Output the material below unchanged, apart from leaving out the pictures.

start TASK INPUTS

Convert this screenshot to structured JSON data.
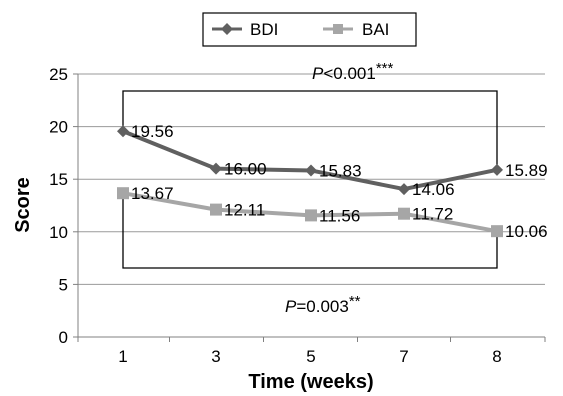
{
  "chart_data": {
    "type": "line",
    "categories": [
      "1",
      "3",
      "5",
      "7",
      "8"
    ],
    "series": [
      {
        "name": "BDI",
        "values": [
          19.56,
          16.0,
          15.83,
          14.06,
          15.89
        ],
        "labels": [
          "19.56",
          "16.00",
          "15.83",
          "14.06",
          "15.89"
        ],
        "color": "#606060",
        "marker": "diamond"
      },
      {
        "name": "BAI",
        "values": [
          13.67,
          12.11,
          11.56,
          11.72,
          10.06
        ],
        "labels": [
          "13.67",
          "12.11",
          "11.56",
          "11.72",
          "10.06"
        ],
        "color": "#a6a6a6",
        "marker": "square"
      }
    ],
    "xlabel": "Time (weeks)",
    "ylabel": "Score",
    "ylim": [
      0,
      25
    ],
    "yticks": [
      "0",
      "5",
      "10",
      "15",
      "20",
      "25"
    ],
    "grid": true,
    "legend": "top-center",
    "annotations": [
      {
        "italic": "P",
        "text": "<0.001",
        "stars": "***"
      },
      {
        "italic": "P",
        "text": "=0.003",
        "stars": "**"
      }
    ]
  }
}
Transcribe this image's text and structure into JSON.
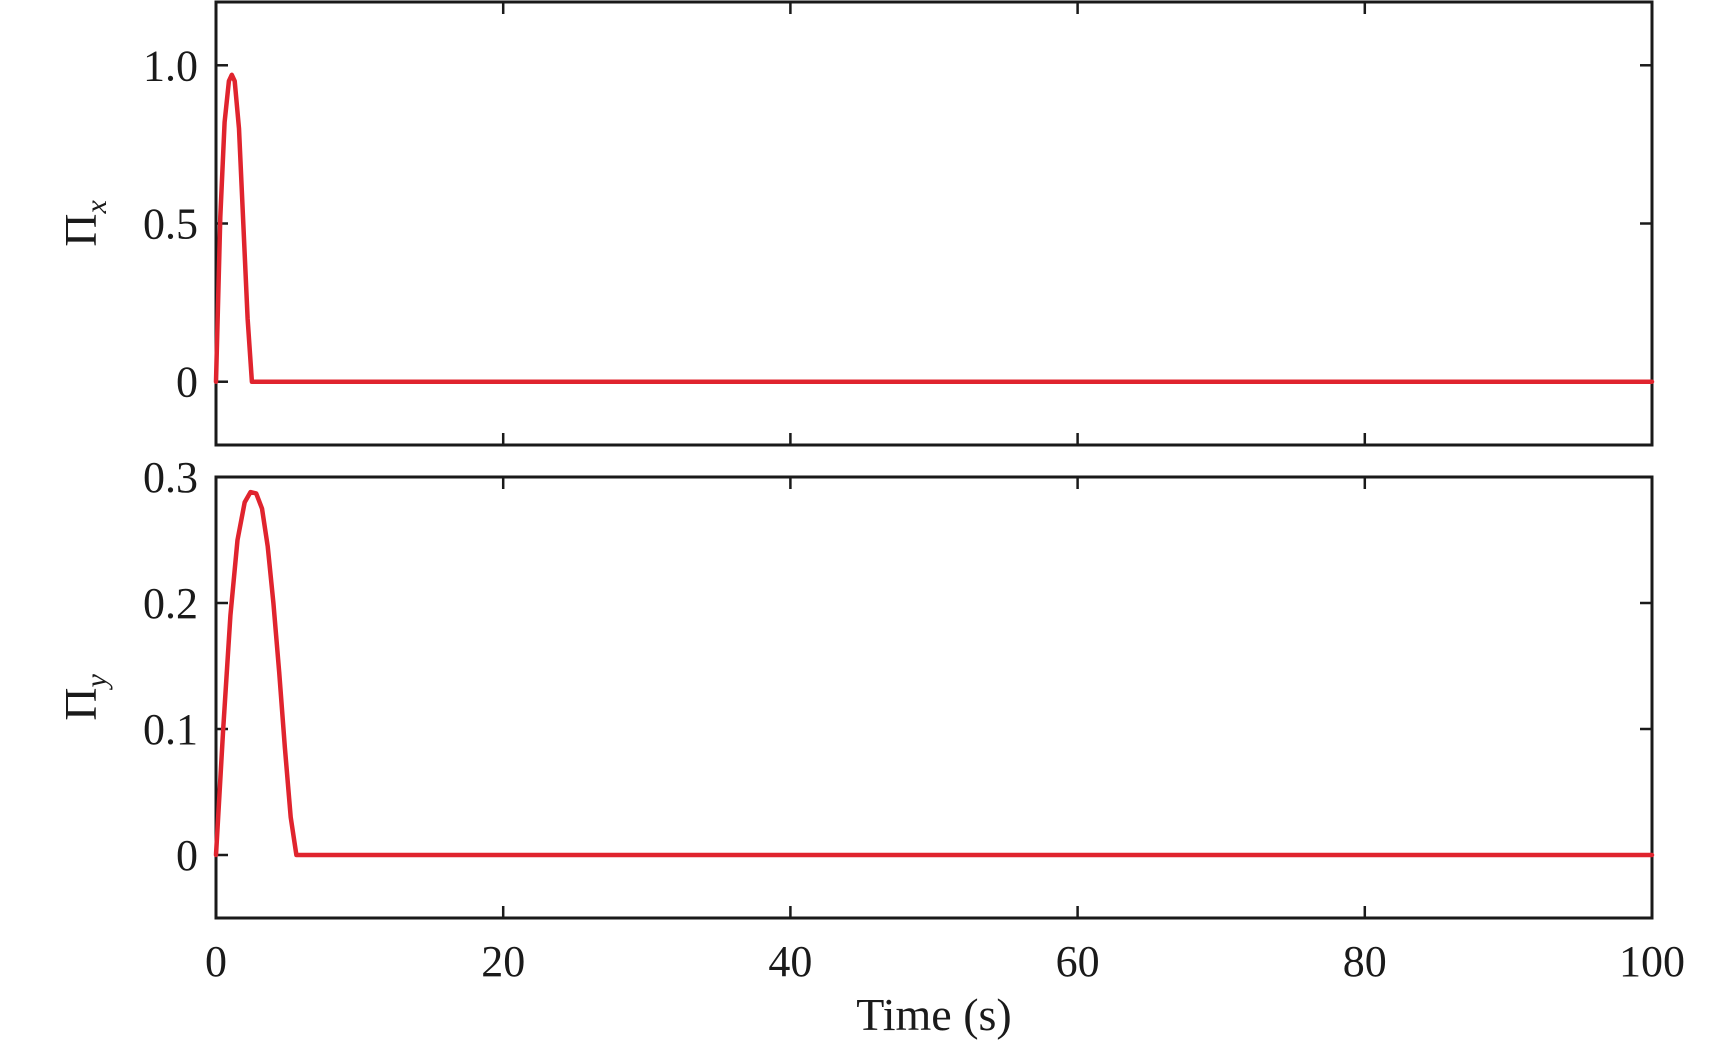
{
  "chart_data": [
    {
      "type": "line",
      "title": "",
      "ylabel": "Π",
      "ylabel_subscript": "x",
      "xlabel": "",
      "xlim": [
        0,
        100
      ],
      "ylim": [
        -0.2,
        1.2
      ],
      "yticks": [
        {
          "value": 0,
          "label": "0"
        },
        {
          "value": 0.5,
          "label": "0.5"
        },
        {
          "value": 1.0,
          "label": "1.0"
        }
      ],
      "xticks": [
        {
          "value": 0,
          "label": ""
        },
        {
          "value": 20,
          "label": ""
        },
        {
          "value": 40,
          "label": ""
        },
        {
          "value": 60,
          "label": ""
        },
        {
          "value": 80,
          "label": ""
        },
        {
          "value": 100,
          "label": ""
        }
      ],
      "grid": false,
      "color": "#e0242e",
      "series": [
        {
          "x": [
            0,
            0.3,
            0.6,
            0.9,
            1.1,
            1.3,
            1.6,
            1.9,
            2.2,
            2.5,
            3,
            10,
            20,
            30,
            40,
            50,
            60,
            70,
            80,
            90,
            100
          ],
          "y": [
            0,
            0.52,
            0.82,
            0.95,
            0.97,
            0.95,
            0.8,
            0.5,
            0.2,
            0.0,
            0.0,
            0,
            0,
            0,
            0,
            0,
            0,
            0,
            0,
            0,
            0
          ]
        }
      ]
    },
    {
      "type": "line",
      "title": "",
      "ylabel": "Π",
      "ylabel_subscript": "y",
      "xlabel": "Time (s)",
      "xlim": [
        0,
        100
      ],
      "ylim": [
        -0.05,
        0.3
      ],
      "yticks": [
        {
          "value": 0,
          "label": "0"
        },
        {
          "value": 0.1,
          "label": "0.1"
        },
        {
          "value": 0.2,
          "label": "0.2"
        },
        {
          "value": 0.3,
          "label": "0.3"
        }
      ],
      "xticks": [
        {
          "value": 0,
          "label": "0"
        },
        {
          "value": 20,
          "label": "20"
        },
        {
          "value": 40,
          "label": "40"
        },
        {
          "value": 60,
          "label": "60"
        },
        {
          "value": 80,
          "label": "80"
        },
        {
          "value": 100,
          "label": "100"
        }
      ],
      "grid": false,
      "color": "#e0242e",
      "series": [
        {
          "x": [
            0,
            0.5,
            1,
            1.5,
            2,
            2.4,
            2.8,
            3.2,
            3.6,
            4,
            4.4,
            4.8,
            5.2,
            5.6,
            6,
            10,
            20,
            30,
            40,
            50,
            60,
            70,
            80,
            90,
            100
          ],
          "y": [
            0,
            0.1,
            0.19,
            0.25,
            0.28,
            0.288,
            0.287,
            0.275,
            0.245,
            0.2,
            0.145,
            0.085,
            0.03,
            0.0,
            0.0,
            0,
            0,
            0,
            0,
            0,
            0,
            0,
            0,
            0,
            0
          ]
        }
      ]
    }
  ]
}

end TASK INPUTS

§ WRITTEN ANSWER:
Convert this screenshot to structured JSON data.
{
  "chart_data": {
    "type": "line",
    "categories": [
      "1",
      "3",
      "5",
      "7",
      "8"
    ],
    "series": [
      {
        "name": "BDI",
        "values": [
          19.56,
          16.0,
          15.83,
          14.06,
          15.89
        ],
        "labels": [
          "19.56",
          "16.00",
          "15.83",
          "14.06",
          "15.89"
        ],
        "color": "#606060",
        "marker": "diamond"
      },
      {
        "name": "BAI",
        "values": [
          13.67,
          12.11,
          11.56,
          11.72,
          10.06
        ],
        "labels": [
          "13.67",
          "12.11",
          "11.56",
          "11.72",
          "10.06"
        ],
        "color": "#a6a6a6",
        "marker": "square"
      }
    ],
    "xlabel": "Time (weeks)",
    "ylabel": "Score",
    "ylim": [
      0,
      25
    ],
    "yticks": [
      "0",
      "5",
      "10",
      "15",
      "20",
      "25"
    ],
    "grid": true,
    "legend": "top-center",
    "annotations": [
      {
        "italic": "P",
        "text": "<0.001",
        "stars": "***"
      },
      {
        "italic": "P",
        "text": "=0.003",
        "stars": "**"
      }
    ]
  }
}
Transcribe this image's text and structure into JSON.
{
  "chart_data": [
    {
      "type": "line",
      "title": "",
      "ylabel": "Π",
      "ylabel_subscript": "x",
      "xlabel": "",
      "xlim": [
        0,
        100
      ],
      "ylim": [
        -0.2,
        1.2
      ],
      "yticks": [
        {
          "value": 0,
          "label": "0"
        },
        {
          "value": 0.5,
          "label": "0.5"
        },
        {
          "value": 1.0,
          "label": "1.0"
        }
      ],
      "xticks": [
        {
          "value": 0,
          "label": ""
        },
        {
          "value": 20,
          "label": ""
        },
        {
          "value": 40,
          "label": ""
        },
        {
          "value": 60,
          "label": ""
        },
        {
          "value": 80,
          "label": ""
        },
        {
          "value": 100,
          "label": ""
        }
      ],
      "grid": false,
      "color": "#e0242e",
      "series": [
        {
          "x": [
            0,
            0.3,
            0.6,
            0.9,
            1.1,
            1.3,
            1.6,
            1.9,
            2.2,
            2.5,
            3,
            10,
            20,
            30,
            40,
            50,
            60,
            70,
            80,
            90,
            100
          ],
          "y": [
            0,
            0.52,
            0.82,
            0.95,
            0.97,
            0.95,
            0.8,
            0.5,
            0.2,
            0.0,
            0.0,
            0,
            0,
            0,
            0,
            0,
            0,
            0,
            0,
            0,
            0
          ]
        }
      ]
    },
    {
      "type": "line",
      "title": "",
      "ylabel": "Π",
      "ylabel_subscript": "y",
      "xlabel": "Time (s)",
      "xlim": [
        0,
        100
      ],
      "ylim": [
        -0.05,
        0.3
      ],
      "yticks": [
        {
          "value": 0,
          "label": "0"
        },
        {
          "value": 0.1,
          "label": "0.1"
        },
        {
          "value": 0.2,
          "label": "0.2"
        },
        {
          "value": 0.3,
          "label": "0.3"
        }
      ],
      "xticks": [
        {
          "value": 0,
          "label": "0"
        },
        {
          "value": 20,
          "label": "20"
        },
        {
          "value": 40,
          "label": "40"
        },
        {
          "value": 60,
          "label": "60"
        },
        {
          "value": 80,
          "label": "80"
        },
        {
          "value": 100,
          "label": "100"
        }
      ],
      "grid": false,
      "color": "#e0242e",
      "series": [
        {
          "x": [
            0,
            0.5,
            1,
            1.5,
            2,
            2.4,
            2.8,
            3.2,
            3.6,
            4,
            4.4,
            4.8,
            5.2,
            5.6,
            6,
            10,
            20,
            30,
            40,
            50,
            60,
            70,
            80,
            90,
            100
          ],
          "y": [
            0,
            0.1,
            0.19,
            0.25,
            0.28,
            0.288,
            0.287,
            0.275,
            0.245,
            0.2,
            0.145,
            0.085,
            0.03,
            0.0,
            0.0,
            0,
            0,
            0,
            0,
            0,
            0,
            0,
            0,
            0,
            0
          ]
        }
      ]
    }
  ]
}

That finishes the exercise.